== Dataset entries on figures ==
--- start ---
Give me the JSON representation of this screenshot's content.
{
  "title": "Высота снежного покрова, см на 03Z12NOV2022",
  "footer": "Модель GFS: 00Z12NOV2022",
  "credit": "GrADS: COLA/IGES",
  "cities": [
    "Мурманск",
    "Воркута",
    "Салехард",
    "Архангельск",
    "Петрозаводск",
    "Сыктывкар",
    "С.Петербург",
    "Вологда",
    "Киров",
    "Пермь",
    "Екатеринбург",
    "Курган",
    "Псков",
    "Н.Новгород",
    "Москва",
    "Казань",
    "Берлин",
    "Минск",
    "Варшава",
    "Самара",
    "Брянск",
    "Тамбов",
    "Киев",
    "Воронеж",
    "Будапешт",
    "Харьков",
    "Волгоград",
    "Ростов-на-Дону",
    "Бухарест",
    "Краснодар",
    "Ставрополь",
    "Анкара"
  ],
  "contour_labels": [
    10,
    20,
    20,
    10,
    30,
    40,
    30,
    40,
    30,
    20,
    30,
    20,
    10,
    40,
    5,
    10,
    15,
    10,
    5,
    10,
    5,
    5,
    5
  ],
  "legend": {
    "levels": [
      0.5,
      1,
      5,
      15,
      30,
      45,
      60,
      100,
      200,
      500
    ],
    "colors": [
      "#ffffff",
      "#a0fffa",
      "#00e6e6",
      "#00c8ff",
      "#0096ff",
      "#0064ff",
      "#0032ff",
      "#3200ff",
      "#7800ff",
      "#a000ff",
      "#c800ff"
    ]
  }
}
--- end ---
== TASK TO COMPLETE ==
Please set down the whole listing above without altering a single line.

== RESPONSE FOR THIS EXERCISE ==
Give me the JSON representation of this screenshot's content.
{
  "title": "Высота снежного покрова, см на 03Z12NOV2022",
  "footer": "Модель GFS: 00Z12NOV2022",
  "credit": "GrADS: COLA/IGES",
  "cities": [
    "Мурманск",
    "Воркута",
    "Салехард",
    "Архангельск",
    "Петрозаводск",
    "Сыктывкар",
    "С.Петербург",
    "Вологда",
    "Киров",
    "Пермь",
    "Екатеринбург",
    "Курган",
    "Псков",
    "Н.Новгород",
    "Москва",
    "Казань",
    "Берлин",
    "Минск",
    "Варшава",
    "Самара",
    "Брянск",
    "Тамбов",
    "Киев",
    "Воронеж",
    "Будапешт",
    "Харьков",
    "Волгоград",
    "Ростов-на-Дону",
    "Бухарест",
    "Краснодар",
    "Ставрополь",
    "Анкара"
  ],
  "contour_labels": [
    10,
    20,
    20,
    10,
    30,
    40,
    30,
    40,
    30,
    20,
    30,
    20,
    10,
    40,
    5,
    10,
    15,
    10,
    5,
    10,
    5,
    5,
    5
  ],
  "legend": {
    "levels": [
      0.5,
      1,
      5,
      15,
      30,
      45,
      60,
      100,
      200,
      500
    ],
    "colors": [
      "#ffffff",
      "#a0fffa",
      "#00e6e6",
      "#00c8ff",
      "#0096ff",
      "#0064ff",
      "#0032ff",
      "#3200ff",
      "#7800ff",
      "#a000ff",
      "#c800ff"
    ]
  }
}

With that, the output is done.